---- The input

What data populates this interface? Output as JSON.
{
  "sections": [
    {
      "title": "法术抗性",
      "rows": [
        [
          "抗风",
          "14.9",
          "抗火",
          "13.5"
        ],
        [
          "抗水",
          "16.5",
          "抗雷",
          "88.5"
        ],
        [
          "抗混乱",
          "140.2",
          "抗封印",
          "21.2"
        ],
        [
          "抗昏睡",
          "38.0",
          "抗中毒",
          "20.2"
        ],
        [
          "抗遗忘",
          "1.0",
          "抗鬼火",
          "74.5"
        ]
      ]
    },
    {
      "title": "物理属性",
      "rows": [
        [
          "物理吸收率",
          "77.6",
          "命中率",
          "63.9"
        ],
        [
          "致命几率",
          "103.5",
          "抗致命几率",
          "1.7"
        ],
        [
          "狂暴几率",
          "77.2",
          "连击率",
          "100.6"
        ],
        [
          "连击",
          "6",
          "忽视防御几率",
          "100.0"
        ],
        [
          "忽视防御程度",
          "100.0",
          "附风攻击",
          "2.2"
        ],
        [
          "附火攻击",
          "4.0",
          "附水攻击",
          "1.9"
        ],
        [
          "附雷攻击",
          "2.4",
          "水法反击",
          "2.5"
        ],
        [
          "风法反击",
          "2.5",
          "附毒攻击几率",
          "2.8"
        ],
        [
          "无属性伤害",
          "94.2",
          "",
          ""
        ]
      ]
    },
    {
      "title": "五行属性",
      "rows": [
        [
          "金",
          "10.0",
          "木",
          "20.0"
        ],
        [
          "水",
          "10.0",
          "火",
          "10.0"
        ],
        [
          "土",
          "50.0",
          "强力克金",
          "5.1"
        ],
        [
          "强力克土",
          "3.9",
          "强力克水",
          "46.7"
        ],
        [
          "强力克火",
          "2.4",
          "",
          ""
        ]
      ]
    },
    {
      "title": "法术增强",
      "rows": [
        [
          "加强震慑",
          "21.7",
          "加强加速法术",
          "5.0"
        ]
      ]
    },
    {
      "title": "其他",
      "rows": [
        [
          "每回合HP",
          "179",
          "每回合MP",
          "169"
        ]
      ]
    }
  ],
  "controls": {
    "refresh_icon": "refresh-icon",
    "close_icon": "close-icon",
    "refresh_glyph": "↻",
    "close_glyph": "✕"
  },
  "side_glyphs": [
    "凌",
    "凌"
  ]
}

--------

• Task statement
Once more, set down the full listing, verbatim.

• The reply
What data populates this interface? Output as JSON.
{
  "sections": [
    {
      "title": "法术抗性",
      "rows": [
        [
          "抗风",
          "14.9",
          "抗火",
          "13.5"
        ],
        [
          "抗水",
          "16.5",
          "抗雷",
          "88.5"
        ],
        [
          "抗混乱",
          "140.2",
          "抗封印",
          "21.2"
        ],
        [
          "抗昏睡",
          "38.0",
          "抗中毒",
          "20.2"
        ],
        [
          "抗遗忘",
          "1.0",
          "抗鬼火",
          "74.5"
        ]
      ]
    },
    {
      "title": "物理属性",
      "rows": [
        [
          "物理吸收率",
          "77.6",
          "命中率",
          "63.9"
        ],
        [
          "致命几率",
          "103.5",
          "抗致命几率",
          "1.7"
        ],
        [
          "狂暴几率",
          "77.2",
          "连击率",
          "100.6"
        ],
        [
          "连击",
          "6",
          "忽视防御几率",
          "100.0"
        ],
        [
          "忽视防御程度",
          "100.0",
          "附风攻击",
          "2.2"
        ],
        [
          "附火攻击",
          "4.0",
          "附水攻击",
          "1.9"
        ],
        [
          "附雷攻击",
          "2.4",
          "水法反击",
          "2.5"
        ],
        [
          "风法反击",
          "2.5",
          "附毒攻击几率",
          "2.8"
        ],
        [
          "无属性伤害",
          "94.2",
          "",
          ""
        ]
      ]
    },
    {
      "title": "五行属性",
      "rows": [
        [
          "金",
          "10.0",
          "木",
          "20.0"
        ],
        [
          "水",
          "10.0",
          "火",
          "10.0"
        ],
        [
          "土",
          "50.0",
          "强力克金",
          "5.1"
        ],
        [
          "强力克土",
          "3.9",
          "强力克水",
          "46.7"
        ],
        [
          "强力克火",
          "2.4",
          "",
          ""
        ]
      ]
    },
    {
      "title": "法术增强",
      "rows": [
        [
          "加强震慑",
          "21.7",
          "加强加速法术",
          "5.0"
        ]
      ]
    },
    {
      "title": "其他",
      "rows": [
        [
          "每回合HP",
          "179",
          "每回合MP",
          "169"
        ]
      ]
    }
  ],
  "controls": {
    "refresh_icon": "refresh-icon",
    "close_icon": "close-icon",
    "refresh_glyph": "↻",
    "close_glyph": "✕"
  },
  "side_glyphs": [
    "凌",
    "凌"
  ]
}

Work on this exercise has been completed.